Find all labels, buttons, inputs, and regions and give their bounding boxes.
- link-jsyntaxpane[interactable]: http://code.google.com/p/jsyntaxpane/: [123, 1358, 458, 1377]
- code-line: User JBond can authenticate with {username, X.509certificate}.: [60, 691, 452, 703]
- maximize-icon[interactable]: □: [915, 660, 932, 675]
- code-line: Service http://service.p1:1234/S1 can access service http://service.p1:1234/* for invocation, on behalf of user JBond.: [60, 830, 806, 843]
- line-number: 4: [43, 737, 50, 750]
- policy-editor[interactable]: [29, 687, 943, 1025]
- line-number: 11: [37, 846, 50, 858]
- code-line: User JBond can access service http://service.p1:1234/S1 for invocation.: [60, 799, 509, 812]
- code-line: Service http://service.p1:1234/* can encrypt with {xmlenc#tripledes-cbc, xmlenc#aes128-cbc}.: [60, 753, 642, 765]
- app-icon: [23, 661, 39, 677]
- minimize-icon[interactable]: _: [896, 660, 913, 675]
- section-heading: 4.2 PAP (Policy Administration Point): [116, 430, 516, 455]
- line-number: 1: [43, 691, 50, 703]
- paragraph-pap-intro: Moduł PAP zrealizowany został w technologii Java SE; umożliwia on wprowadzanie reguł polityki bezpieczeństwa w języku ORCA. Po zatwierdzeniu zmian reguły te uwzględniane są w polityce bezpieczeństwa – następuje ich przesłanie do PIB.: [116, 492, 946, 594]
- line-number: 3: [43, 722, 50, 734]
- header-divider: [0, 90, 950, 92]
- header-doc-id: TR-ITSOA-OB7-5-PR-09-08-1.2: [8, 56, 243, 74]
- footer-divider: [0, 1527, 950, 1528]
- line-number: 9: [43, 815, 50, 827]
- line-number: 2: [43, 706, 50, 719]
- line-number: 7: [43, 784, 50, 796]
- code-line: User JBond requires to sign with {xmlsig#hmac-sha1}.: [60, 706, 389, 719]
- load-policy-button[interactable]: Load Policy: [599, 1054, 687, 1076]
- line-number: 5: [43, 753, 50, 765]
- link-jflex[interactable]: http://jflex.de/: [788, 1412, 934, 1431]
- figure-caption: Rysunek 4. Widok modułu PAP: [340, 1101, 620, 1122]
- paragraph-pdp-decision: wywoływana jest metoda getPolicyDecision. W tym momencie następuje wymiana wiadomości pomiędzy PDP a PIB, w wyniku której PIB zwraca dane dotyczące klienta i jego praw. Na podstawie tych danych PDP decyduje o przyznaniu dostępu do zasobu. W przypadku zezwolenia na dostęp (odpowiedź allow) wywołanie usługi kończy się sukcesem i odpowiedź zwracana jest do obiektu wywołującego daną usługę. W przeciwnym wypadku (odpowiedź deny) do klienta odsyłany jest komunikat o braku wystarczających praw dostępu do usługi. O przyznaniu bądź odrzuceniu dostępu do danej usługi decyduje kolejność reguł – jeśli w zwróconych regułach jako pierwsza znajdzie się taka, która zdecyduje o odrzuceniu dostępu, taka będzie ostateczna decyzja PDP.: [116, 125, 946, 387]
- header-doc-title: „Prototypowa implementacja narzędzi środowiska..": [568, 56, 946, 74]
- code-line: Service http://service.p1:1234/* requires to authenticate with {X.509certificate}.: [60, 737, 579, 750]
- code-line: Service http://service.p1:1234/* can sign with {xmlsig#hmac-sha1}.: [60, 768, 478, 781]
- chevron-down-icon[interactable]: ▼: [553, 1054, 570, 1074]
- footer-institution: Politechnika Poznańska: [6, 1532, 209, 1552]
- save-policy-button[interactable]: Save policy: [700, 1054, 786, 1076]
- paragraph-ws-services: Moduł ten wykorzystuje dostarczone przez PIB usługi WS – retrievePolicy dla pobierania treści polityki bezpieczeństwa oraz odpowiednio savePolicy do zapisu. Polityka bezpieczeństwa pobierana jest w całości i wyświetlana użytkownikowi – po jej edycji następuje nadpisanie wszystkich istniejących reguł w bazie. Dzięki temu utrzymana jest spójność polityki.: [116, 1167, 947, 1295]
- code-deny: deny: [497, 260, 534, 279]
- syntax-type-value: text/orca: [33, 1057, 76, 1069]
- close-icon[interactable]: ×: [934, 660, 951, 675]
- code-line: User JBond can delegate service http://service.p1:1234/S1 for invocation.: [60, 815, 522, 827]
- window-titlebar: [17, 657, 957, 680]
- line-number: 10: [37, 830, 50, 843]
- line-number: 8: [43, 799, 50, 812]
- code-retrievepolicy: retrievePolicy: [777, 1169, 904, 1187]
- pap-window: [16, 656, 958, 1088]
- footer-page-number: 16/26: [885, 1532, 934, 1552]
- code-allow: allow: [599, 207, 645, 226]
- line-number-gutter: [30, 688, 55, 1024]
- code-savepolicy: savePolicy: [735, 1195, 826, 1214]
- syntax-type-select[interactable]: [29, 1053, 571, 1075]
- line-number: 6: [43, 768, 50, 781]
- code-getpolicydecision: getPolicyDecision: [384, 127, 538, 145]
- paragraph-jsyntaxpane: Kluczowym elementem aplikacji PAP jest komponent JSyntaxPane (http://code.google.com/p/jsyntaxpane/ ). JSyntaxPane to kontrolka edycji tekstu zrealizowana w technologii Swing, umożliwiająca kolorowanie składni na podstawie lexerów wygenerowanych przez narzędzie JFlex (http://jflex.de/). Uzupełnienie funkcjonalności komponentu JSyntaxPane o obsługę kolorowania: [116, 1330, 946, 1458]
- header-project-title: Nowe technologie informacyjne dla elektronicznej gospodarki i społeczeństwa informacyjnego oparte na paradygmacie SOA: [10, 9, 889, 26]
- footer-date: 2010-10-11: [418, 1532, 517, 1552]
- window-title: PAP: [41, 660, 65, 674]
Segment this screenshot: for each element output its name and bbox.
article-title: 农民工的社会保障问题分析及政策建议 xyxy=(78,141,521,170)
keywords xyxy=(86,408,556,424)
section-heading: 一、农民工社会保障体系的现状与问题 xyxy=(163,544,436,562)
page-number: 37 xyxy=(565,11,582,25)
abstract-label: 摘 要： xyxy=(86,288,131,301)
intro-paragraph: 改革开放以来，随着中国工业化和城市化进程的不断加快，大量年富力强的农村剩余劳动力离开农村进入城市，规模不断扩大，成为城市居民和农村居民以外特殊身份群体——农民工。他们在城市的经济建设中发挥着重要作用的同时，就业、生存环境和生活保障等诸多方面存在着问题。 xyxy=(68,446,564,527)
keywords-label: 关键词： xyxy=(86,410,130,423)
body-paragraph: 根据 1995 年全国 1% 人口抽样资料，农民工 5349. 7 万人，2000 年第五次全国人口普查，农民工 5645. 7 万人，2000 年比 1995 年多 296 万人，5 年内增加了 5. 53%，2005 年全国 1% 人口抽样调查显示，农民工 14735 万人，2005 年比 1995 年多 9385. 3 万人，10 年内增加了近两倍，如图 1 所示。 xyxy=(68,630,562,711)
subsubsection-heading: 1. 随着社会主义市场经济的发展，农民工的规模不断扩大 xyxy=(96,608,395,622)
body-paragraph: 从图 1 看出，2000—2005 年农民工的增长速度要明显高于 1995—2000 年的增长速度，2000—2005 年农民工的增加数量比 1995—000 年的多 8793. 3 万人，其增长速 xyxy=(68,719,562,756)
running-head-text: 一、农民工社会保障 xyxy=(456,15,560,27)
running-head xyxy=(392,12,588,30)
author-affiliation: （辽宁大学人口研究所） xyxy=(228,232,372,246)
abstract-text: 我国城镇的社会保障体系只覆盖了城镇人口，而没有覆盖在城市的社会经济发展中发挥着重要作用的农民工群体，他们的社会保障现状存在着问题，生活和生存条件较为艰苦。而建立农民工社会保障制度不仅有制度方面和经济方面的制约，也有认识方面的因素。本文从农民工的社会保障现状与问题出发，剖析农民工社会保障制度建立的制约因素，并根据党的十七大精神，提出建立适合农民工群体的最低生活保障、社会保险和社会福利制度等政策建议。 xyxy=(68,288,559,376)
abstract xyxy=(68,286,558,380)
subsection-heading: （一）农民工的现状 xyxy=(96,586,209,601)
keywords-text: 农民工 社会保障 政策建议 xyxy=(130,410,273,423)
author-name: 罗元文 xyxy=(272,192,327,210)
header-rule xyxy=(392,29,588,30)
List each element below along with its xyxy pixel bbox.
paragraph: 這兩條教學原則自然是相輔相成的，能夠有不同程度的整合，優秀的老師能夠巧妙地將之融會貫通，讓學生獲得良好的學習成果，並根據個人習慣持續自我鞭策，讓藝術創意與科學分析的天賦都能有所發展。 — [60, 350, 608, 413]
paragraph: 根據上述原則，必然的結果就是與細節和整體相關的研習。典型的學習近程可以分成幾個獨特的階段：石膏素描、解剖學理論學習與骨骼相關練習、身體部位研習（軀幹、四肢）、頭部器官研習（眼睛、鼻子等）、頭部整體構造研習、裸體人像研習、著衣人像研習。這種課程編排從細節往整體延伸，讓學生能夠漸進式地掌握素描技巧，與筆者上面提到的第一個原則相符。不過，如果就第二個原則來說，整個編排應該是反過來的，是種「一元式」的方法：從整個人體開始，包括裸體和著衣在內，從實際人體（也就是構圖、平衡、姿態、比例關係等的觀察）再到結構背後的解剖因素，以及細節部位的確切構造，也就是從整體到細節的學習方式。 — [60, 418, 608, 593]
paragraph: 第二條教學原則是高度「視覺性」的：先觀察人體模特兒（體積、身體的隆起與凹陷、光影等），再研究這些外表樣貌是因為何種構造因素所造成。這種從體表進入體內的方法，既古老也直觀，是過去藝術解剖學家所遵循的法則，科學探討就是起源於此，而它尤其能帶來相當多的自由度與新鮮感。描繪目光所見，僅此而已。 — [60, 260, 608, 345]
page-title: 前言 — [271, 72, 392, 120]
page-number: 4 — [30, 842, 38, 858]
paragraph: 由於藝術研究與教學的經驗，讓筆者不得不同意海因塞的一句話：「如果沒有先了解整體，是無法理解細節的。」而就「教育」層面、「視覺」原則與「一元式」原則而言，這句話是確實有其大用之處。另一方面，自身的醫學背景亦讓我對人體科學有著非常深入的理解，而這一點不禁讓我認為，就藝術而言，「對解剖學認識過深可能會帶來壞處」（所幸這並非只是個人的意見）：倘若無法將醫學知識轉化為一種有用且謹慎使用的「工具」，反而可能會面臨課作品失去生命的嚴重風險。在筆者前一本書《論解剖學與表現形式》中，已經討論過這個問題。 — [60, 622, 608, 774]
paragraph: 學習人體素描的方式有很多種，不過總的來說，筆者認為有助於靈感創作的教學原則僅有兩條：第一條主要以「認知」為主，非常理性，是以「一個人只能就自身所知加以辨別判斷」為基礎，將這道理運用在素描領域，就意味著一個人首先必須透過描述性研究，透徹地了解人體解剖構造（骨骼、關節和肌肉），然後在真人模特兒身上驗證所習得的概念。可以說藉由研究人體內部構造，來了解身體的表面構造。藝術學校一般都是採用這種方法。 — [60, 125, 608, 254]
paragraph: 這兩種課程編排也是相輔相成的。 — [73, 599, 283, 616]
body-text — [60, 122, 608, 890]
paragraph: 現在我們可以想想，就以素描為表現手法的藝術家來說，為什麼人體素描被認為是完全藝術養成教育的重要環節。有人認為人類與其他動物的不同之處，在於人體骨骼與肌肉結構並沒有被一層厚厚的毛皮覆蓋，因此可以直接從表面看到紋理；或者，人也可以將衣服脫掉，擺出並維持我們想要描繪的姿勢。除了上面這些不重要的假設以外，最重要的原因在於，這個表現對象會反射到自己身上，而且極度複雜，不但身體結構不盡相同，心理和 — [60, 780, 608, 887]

------

● **WHAT THE TASK ASKS**
Can you repeat the rows from the start of the records through the line containing "- header-divider: [0, 90, 950, 92]", both inclusive, swapping "JBond" for "JSmith" and changing nothing else?

● **TASK ANSWER**
Find all labels, buttons, inputs, and regions and give their bounding boxes.
- link-jsyntaxpane[interactable]: http://code.google.com/p/jsyntaxpane/: [123, 1358, 458, 1377]
- code-line: User JSmith can authenticate with {username, X.509certificate}.: [60, 691, 452, 703]
- maximize-icon[interactable]: □: [915, 660, 932, 675]
- code-line: Service http://service.p1:1234/S1 can access service http://service.p1:1234/* for invocation, on behalf of user JSmith.: [60, 830, 806, 843]
- line-number: 4: [43, 737, 50, 750]
- policy-editor[interactable]: [29, 687, 943, 1025]
- line-number: 11: [37, 846, 50, 858]
- code-line: User JSmith can access service http://service.p1:1234/S1 for invocation.: [60, 799, 509, 812]
- code-line: Service http://service.p1:1234/* can encrypt with {xmlenc#tripledes-cbc, xmlenc#aes128-cbc}.: [60, 753, 642, 765]
- app-icon: [23, 661, 39, 677]
- minimize-icon[interactable]: _: [896, 660, 913, 675]
- section-heading: 4.2 PAP (Policy Administration Point): [116, 430, 516, 455]
- line-number: 1: [43, 691, 50, 703]
- paragraph-pap-intro: Moduł PAP zrealizowany został w technologii Java SE; umożliwia on wprowadzanie reguł polityki bezpieczeństwa w języku ORCA. Po zatwierdzeniu zmian reguły te uwzględniane są w polityce bezpieczeństwa – następuje ich przesłanie do PIB.: [116, 492, 946, 594]
- line-number: 3: [43, 722, 50, 734]
- header-divider: [0, 90, 950, 92]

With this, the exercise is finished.